**TASK REQUIREMENTS**
The records below should be written out again, exactly.

[Data records]
■ ■ ■

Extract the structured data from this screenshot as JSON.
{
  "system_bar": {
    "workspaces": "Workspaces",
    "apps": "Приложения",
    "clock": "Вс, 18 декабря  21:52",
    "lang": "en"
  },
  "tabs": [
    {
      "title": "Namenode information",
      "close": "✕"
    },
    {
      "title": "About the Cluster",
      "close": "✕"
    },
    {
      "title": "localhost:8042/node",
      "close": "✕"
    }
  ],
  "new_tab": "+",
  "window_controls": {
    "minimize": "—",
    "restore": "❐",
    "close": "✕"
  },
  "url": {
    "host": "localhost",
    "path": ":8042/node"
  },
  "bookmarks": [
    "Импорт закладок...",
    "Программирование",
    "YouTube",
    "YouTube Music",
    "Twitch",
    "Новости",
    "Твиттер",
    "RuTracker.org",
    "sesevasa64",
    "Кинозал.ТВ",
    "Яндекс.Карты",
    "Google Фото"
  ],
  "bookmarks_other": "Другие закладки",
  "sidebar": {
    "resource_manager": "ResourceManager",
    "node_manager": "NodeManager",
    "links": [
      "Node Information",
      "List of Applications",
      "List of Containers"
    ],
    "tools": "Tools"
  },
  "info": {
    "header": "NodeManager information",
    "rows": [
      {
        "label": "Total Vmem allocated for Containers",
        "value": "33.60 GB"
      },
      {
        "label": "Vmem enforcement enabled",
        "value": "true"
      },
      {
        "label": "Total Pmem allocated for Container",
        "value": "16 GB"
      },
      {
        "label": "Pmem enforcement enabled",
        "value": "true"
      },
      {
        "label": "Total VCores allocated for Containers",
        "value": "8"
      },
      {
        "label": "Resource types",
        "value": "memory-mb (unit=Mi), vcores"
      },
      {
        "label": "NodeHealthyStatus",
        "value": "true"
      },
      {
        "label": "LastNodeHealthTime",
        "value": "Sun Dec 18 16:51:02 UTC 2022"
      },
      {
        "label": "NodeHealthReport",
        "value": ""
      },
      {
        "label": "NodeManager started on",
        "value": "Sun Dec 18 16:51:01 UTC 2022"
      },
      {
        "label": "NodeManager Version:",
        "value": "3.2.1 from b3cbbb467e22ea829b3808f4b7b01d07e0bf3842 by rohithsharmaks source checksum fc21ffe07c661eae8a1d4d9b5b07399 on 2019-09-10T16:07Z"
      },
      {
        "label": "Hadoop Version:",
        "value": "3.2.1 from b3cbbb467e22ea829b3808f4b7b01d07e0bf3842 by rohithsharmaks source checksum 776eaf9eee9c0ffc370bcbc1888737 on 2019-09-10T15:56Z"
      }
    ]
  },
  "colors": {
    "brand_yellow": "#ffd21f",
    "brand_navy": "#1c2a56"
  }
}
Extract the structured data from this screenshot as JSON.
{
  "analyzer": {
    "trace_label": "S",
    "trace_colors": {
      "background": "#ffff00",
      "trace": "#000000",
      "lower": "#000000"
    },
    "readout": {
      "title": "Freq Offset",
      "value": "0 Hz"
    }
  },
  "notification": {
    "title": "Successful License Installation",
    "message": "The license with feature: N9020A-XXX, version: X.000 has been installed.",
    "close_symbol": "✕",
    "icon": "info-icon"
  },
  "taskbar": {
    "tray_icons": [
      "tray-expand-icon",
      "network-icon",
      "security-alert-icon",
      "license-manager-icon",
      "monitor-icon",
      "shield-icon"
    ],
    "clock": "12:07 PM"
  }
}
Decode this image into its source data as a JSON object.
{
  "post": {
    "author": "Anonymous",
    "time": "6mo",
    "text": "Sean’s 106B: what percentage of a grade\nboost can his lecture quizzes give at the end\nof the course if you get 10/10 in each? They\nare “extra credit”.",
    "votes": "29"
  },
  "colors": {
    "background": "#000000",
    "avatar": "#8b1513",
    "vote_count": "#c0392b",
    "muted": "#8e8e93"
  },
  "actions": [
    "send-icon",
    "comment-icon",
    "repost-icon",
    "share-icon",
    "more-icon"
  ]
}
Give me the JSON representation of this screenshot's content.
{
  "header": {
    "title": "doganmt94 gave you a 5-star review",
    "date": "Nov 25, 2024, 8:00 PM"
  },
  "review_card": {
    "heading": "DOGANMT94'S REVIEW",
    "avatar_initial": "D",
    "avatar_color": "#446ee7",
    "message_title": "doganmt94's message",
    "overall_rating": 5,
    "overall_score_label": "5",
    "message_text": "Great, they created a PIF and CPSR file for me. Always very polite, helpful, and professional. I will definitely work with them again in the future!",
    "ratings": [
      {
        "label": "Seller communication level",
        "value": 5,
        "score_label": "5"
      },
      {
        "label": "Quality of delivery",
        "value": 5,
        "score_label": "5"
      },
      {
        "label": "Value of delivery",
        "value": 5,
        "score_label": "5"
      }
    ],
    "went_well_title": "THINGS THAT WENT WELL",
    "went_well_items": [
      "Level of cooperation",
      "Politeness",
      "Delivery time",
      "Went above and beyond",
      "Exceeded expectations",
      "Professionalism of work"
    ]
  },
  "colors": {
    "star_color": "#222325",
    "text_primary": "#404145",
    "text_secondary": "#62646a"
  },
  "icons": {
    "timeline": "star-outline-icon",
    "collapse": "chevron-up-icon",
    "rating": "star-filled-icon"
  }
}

■ ■ ■

**FULL OUTPUT**
Extract the structured data from this screenshot as JSON.
{
  "system_bar": {
    "workspaces": "Workspaces",
    "apps": "Приложения",
    "clock": "Вс, 18 декабря  21:52",
    "lang": "en"
  },
  "tabs": [
    {
      "title": "Namenode information",
      "close": "✕"
    },
    {
      "title": "About the Cluster",
      "close": "✕"
    },
    {
      "title": "localhost:8042/node",
      "close": "✕"
    }
  ],
  "new_tab": "+",
  "window_controls": {
    "minimize": "—",
    "restore": "❐",
    "close": "✕"
  },
  "url": {
    "host": "localhost",
    "path": ":8042/node"
  },
  "bookmarks": [
    "Импорт закладок...",
    "Программирование",
    "YouTube",
    "YouTube Music",
    "Twitch",
    "Новости",
    "Твиттер",
    "RuTracker.org",
    "sesevasa64",
    "Кинозал.ТВ",
    "Яндекс.Карты",
    "Google Фото"
  ],
  "bookmarks_other": "Другие закладки",
  "sidebar": {
    "resource_manager": "ResourceManager",
    "node_manager": "NodeManager",
    "links": [
      "Node Information",
      "List of Applications",
      "List of Containers"
    ],
    "tools": "Tools"
  },
  "info": {
    "header": "NodeManager information",
    "rows": [
      {
        "label": "Total Vmem allocated for Containers",
        "value": "33.60 GB"
      },
      {
        "label": "Vmem enforcement enabled",
        "value": "true"
      },
      {
        "label": "Total Pmem allocated for Container",
        "value": "16 GB"
      },
      {
        "label": "Pmem enforcement enabled",
        "value": "true"
      },
      {
        "label": "Total VCores allocated for Containers",
        "value": "8"
      },
      {
        "label": "Resource types",
        "value": "memory-mb (unit=Mi), vcores"
      },
      {
        "label": "NodeHealthyStatus",
        "value": "true"
      },
      {
        "label": "LastNodeHealthTime",
        "value": "Sun Dec 18 16:51:02 UTC 2022"
      },
      {
        "label": "NodeHealthReport",
        "value": ""
      },
      {
        "label": "NodeManager started on",
        "value": "Sun Dec 18 16:51:01 UTC 2022"
      },
      {
        "label": "NodeManager Version:",
        "value": "3.2.1 from b3cbbb467e22ea829b3808f4b7b01d07e0bf3842 by rohithsharmaks source checksum fc21ffe07c661eae8a1d4d9b5b07399 on 2019-09-10T16:07Z"
      },
      {
        "label": "Hadoop Version:",
        "value": "3.2.1 from b3cbbb467e22ea829b3808f4b7b01d07e0bf3842 by rohithsharmaks source checksum 776eaf9eee9c0ffc370bcbc1888737 on 2019-09-10T15:56Z"
      }
    ]
  },
  "colors": {
    "brand_yellow": "#ffd21f",
    "brand_navy": "#1c2a56"
  }
}
Extract the structured data from this screenshot as JSON.
{
  "analyzer": {
    "trace_label": "S",
    "trace_colors": {
      "background": "#ffff00",
      "trace": "#000000",
      "lower": "#000000"
    },
    "readout": {
      "title": "Freq Offset",
      "value": "0 Hz"
    }
  },
  "notification": {
    "title": "Successful License Installation",
    "message": "The license with feature: N9020A-XXX, version: X.000 has been installed.",
    "close_symbol": "✕",
    "icon": "info-icon"
  },
  "taskbar": {
    "tray_icons": [
      "tray-expand-icon",
      "network-icon",
      "security-alert-icon",
      "license-manager-icon",
      "monitor-icon",
      "shield-icon"
    ],
    "clock": "12:07 PM"
  }
}
Decode this image into its source data as a JSON object.
{
  "post": {
    "author": "Anonymous",
    "time": "6mo",
    "text": "Sean’s 106B: what percentage of a grade\nboost can his lecture quizzes give at the end\nof the course if you get 10/10 in each? They\nare “extra credit”.",
    "votes": "29"
  },
  "colors": {
    "background": "#000000",
    "avatar": "#8b1513",
    "vote_count": "#c0392b",
    "muted": "#8e8e93"
  },
  "actions": [
    "send-icon",
    "comment-icon",
    "repost-icon",
    "share-icon",
    "more-icon"
  ]
}
Give me the JSON representation of this screenshot's content.
{
  "header": {
    "title": "doganmt94 gave you a 5-star review",
    "date": "Nov 25, 2024, 8:00 PM"
  },
  "review_card": {
    "heading": "DOGANMT94'S REVIEW",
    "avatar_initial": "D",
    "avatar_color": "#446ee7",
    "message_title": "doganmt94's message",
    "overall_rating": 5,
    "overall_score_label": "5",
    "message_text": "Great, they created a PIF and CPSR file for me. Always very polite, helpful, and professional. I will definitely work with them again in the future!",
    "ratings": [
      {
        "label": "Seller communication level",
        "value": 5,
        "score_label": "5"
      },
      {
        "label": "Quality of delivery",
        "value": 5,
        "score_label": "5"
      },
      {
        "label": "Value of delivery",
        "value": 5,
        "score_label": "5"
      }
    ],
    "went_well_title": "THINGS THAT WENT WELL",
    "went_well_items": [
      "Level of cooperation",
      "Politeness",
      "Delivery time",
      "Went above and beyond",
      "Exceeded expectations",
      "Professionalism of work"
    ]
  },
  "colors": {
    "star_color": "#222325",
    "text_primary": "#404145",
    "text_secondary": "#62646a"
  },
  "icons": {
    "timeline": "star-outline-icon",
    "collapse": "chevron-up-icon",
    "rating": "star-filled-icon"
  }
}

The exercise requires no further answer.